Written task:
Copy every line of the listing exactly.

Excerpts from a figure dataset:
-----

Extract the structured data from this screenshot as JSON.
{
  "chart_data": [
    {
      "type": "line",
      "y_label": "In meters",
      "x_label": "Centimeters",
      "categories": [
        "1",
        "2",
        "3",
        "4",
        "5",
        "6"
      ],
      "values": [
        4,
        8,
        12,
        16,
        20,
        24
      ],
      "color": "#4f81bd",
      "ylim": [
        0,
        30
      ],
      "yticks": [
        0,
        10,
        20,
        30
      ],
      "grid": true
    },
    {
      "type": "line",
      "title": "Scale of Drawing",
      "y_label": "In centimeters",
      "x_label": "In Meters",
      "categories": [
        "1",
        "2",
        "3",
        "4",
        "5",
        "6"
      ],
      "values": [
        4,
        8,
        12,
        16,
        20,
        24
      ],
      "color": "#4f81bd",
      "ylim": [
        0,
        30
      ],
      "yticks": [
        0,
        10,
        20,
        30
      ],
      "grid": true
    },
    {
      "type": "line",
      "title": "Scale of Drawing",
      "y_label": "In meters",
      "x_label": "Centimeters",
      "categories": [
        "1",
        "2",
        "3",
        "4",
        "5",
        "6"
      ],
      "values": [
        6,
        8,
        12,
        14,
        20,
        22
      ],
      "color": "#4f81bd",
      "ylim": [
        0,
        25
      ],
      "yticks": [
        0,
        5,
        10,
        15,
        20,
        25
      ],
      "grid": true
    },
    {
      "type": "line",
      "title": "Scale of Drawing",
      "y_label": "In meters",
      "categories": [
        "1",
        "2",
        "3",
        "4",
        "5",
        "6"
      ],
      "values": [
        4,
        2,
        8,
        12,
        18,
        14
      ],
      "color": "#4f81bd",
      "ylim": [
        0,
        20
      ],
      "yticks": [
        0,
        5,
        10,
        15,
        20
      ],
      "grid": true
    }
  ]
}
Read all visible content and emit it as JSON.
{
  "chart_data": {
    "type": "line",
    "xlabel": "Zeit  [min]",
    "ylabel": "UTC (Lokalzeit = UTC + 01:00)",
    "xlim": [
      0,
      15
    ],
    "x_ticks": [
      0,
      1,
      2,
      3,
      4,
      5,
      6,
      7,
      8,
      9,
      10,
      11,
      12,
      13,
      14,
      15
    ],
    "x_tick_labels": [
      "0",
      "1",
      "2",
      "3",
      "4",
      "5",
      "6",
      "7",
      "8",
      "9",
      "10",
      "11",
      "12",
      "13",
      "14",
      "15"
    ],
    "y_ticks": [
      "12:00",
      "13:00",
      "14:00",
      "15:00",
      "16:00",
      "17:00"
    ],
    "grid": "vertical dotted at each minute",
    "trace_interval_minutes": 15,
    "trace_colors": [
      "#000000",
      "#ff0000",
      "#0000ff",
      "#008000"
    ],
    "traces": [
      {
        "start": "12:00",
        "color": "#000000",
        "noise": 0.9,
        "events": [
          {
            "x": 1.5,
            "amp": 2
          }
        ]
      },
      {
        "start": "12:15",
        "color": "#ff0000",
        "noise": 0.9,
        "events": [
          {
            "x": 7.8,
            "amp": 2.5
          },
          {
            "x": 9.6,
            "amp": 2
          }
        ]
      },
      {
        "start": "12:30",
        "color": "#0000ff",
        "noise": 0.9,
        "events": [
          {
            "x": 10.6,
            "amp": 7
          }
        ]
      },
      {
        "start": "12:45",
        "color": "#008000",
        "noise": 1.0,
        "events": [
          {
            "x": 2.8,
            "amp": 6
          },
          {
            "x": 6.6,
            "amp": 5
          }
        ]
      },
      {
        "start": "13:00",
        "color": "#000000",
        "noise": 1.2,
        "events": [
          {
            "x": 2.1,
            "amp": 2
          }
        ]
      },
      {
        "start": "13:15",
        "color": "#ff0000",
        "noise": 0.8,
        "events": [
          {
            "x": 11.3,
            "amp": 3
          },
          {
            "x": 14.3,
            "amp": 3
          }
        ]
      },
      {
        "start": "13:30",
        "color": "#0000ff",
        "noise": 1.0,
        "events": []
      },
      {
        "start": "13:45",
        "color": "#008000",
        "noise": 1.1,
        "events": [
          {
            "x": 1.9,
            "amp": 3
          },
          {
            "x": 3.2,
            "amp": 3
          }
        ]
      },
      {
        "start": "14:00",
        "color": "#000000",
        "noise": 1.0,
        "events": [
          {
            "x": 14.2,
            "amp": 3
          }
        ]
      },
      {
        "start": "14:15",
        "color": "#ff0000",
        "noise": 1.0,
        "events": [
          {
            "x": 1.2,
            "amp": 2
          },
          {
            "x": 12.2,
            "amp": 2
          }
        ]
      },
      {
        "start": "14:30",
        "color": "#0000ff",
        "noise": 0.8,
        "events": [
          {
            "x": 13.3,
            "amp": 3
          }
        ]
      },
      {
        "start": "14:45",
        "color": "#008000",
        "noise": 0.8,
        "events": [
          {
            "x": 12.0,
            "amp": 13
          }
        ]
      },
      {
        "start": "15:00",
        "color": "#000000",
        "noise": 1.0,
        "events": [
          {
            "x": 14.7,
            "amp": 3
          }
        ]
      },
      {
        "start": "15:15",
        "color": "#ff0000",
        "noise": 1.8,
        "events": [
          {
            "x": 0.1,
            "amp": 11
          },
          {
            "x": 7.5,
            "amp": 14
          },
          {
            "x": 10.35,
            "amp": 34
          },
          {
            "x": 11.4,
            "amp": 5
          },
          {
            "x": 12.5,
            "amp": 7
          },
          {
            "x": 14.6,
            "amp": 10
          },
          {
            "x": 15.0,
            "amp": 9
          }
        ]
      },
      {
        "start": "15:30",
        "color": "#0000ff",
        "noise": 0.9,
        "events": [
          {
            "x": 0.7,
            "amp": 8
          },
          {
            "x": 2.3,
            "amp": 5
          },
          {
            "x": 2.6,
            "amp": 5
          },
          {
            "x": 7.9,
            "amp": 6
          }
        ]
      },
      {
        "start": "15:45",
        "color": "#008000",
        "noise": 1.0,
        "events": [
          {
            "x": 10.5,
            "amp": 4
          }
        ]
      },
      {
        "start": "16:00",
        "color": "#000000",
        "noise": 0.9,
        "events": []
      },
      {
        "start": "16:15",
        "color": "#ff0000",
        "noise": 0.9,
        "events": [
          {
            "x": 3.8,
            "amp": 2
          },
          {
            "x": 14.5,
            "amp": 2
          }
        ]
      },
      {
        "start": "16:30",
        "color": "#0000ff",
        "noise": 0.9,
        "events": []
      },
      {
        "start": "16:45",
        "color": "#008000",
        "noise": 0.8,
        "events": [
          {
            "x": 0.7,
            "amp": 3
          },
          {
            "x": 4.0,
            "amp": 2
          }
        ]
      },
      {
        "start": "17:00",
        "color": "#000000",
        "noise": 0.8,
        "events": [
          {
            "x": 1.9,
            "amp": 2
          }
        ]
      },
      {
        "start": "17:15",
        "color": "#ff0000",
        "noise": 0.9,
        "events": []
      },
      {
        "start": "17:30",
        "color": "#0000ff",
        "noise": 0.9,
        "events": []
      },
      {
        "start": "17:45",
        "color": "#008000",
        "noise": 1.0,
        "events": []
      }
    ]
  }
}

-----

Reply:
Extract the structured data from this screenshot as JSON.
{
  "chart_data": [
    {
      "type": "line",
      "y_label": "In meters",
      "x_label": "Centimeters",
      "categories": [
        "1",
        "2",
        "3",
        "4",
        "5",
        "6"
      ],
      "values": [
        4,
        8,
        12,
        16,
        20,
        24
      ],
      "color": "#4f81bd",
      "ylim": [
        0,
        30
      ],
      "yticks": [
        0,
        10,
        20,
        30
      ],
      "grid": true
    },
    {
      "type": "line",
      "title": "Scale of Drawing",
      "y_label": "In centimeters",
      "x_label": "In Meters",
      "categories": [
        "1",
        "2",
        "3",
        "4",
        "5",
        "6"
      ],
      "values": [
        4,
        8,
        12,
        16,
        20,
        24
      ],
      "color": "#4f81bd",
      "ylim": [
        0,
        30
      ],
      "yticks": [
        0,
        10,
        20,
        30
      ],
      "grid": true
    },
    {
      "type": "line",
      "title": "Scale of Drawing",
      "y_label": "In meters",
      "x_label": "Centimeters",
      "categories": [
        "1",
        "2",
        "3",
        "4",
        "5",
        "6"
      ],
      "values": [
        6,
        8,
        12,
        14,
        20,
        22
      ],
      "color": "#4f81bd",
      "ylim": [
        0,
        25
      ],
      "yticks": [
        0,
        5,
        10,
        15,
        20,
        25
      ],
      "grid": true
    },
    {
      "type": "line",
      "title": "Scale of Drawing",
      "y_label": "In meters",
      "categories": [
        "1",
        "2",
        "3",
        "4",
        "5",
        "6"
      ],
      "values": [
        4,
        2,
        8,
        12,
        18,
        14
      ],
      "color": "#4f81bd",
      "ylim": [
        0,
        20
      ],
      "yticks": [
        0,
        5,
        10,
        15,
        20
      ],
      "grid": true
    }
  ]
}
Read all visible content and emit it as JSON.
{
  "chart_data": {
    "type": "line",
    "xlabel": "Zeit  [min]",
    "ylabel": "UTC (Lokalzeit = UTC + 01:00)",
    "xlim": [
      0,
      15
    ],
    "x_ticks": [
      0,
      1,
      2,
      3,
      4,
      5,
      6,
      7,
      8,
      9,
      10,
      11,
      12,
      13,
      14,
      15
    ],
    "x_tick_labels": [
      "0",
      "1",
      "2",
      "3",
      "4",
      "5",
      "6",
      "7",
      "8",
      "9",
      "10",
      "11",
      "12",
      "13",
      "14",
      "15"
    ],
    "y_ticks": [
      "12:00",
      "13:00",
      "14:00",
      "15:00",
      "16:00",
      "17:00"
    ],
    "grid": "vertical dotted at each minute",
    "trace_interval_minutes": 15,
    "trace_colors": [
      "#000000",
      "#ff0000",
      "#0000ff",
      "#008000"
    ],
    "traces": [
      {
        "start": "12:00",
        "color": "#000000",
        "noise": 0.9,
        "events": [
          {
            "x": 1.5,
            "amp": 2
          }
        ]
      },
      {
        "start": "12:15",
        "color": "#ff0000",
        "noise": 0.9,
        "events": [
          {
            "x": 7.8,
            "amp": 2.5
          },
          {
            "x": 9.6,
            "amp": 2
          }
        ]
      },
      {
        "start": "12:30",
        "color": "#0000ff",
        "noise": 0.9,
        "events": [
          {
            "x": 10.6,
            "amp": 7
          }
        ]
      },
      {
        "start": "12:45",
        "color": "#008000",
        "noise": 1.0,
        "events": [
          {
            "x": 2.8,
            "amp": 6
          },
          {
            "x": 6.6,
            "amp": 5
          }
        ]
      },
      {
        "start": "13:00",
        "color": "#000000",
        "noise": 1.2,
        "events": [
          {
            "x": 2.1,
            "amp": 2
          }
        ]
      },
      {
        "start": "13:15",
        "color": "#ff0000",
        "noise": 0.8,
        "events": [
          {
            "x": 11.3,
            "amp": 3
          },
          {
            "x": 14.3,
            "amp": 3
          }
        ]
      },
      {
        "start": "13:30",
        "color": "#0000ff",
        "noise": 1.0,
        "events": []
      },
      {
        "start": "13:45",
        "color": "#008000",
        "noise": 1.1,
        "events": [
          {
            "x": 1.9,
            "amp": 3
          },
          {
            "x": 3.2,
            "amp": 3
          }
        ]
      },
      {
        "start": "14:00",
        "color": "#000000",
        "noise": 1.0,
        "events": [
          {
            "x": 14.2,
            "amp": 3
          }
        ]
      },
      {
        "start": "14:15",
        "color": "#ff0000",
        "noise": 1.0,
        "events": [
          {
            "x": 1.2,
            "amp": 2
          },
          {
            "x": 12.2,
            "amp": 2
          }
        ]
      },
      {
        "start": "14:30",
        "color": "#0000ff",
        "noise": 0.8,
        "events": [
          {
            "x": 13.3,
            "amp": 3
          }
        ]
      },
      {
        "start": "14:45",
        "color": "#008000",
        "noise": 0.8,
        "events": [
          {
            "x": 12.0,
            "amp": 13
          }
        ]
      },
      {
        "start": "15:00",
        "color": "#000000",
        "noise": 1.0,
        "events": [
          {
            "x": 14.7,
            "amp": 3
          }
        ]
      },
      {
        "start": "15:15",
        "color": "#ff0000",
        "noise": 1.8,
        "events": [
          {
            "x": 0.1,
            "amp": 11
          },
          {
            "x": 7.5,
            "amp": 14
          },
          {
            "x": 10.35,
            "amp": 34
          },
          {
            "x": 11.4,
            "amp": 5
          },
          {
            "x": 12.5,
            "amp": 7
          },
          {
            "x": 14.6,
            "amp": 10
          },
          {
            "x": 15.0,
            "amp": 9
          }
        ]
      },
      {
        "start": "15:30",
        "color": "#0000ff",
        "noise": 0.9,
        "events": [
          {
            "x": 0.7,
            "amp": 8
          },
          {
            "x": 2.3,
            "amp": 5
          },
          {
            "x": 2.6,
            "amp": 5
          },
          {
            "x": 7.9,
            "amp": 6
          }
        ]
      },
      {
        "start": "15:45",
        "color": "#008000",
        "noise": 1.0,
        "events": [
          {
            "x": 10.5,
            "amp": 4
          }
        ]
      },
      {
        "start": "16:00",
        "color": "#000000",
        "noise": 0.9,
        "events": []
      },
      {
        "start": "16:15",
        "color": "#ff0000",
        "noise": 0.9,
        "events": [
          {
            "x": 3.8,
            "amp": 2
          },
          {
            "x": 14.5,
            "amp": 2
          }
        ]
      },
      {
        "start": "16:30",
        "color": "#0000ff",
        "noise": 0.9,
        "events": []
      },
      {
        "start": "16:45",
        "color": "#008000",
        "noise": 0.8,
        "events": [
          {
            "x": 0.7,
            "amp": 3
          },
          {
            "x": 4.0,
            "amp": 2
          }
        ]
      },
      {
        "start": "17:00",
        "color": "#000000",
        "noise": 0.8,
        "events": [
          {
            "x": 1.9,
            "amp": 2
          }
        ]
      },
      {
        "start": "17:15",
        "color": "#ff0000",
        "noise": 0.9,
        "events": []
      },
      {
        "start": "17:30",
        "color": "#0000ff",
        "noise": 0.9,
        "events": []
      },
      {
        "start": "17:45",
        "color": "#008000",
        "noise": 1.0,
        "events": []
      }
    ]
  }
}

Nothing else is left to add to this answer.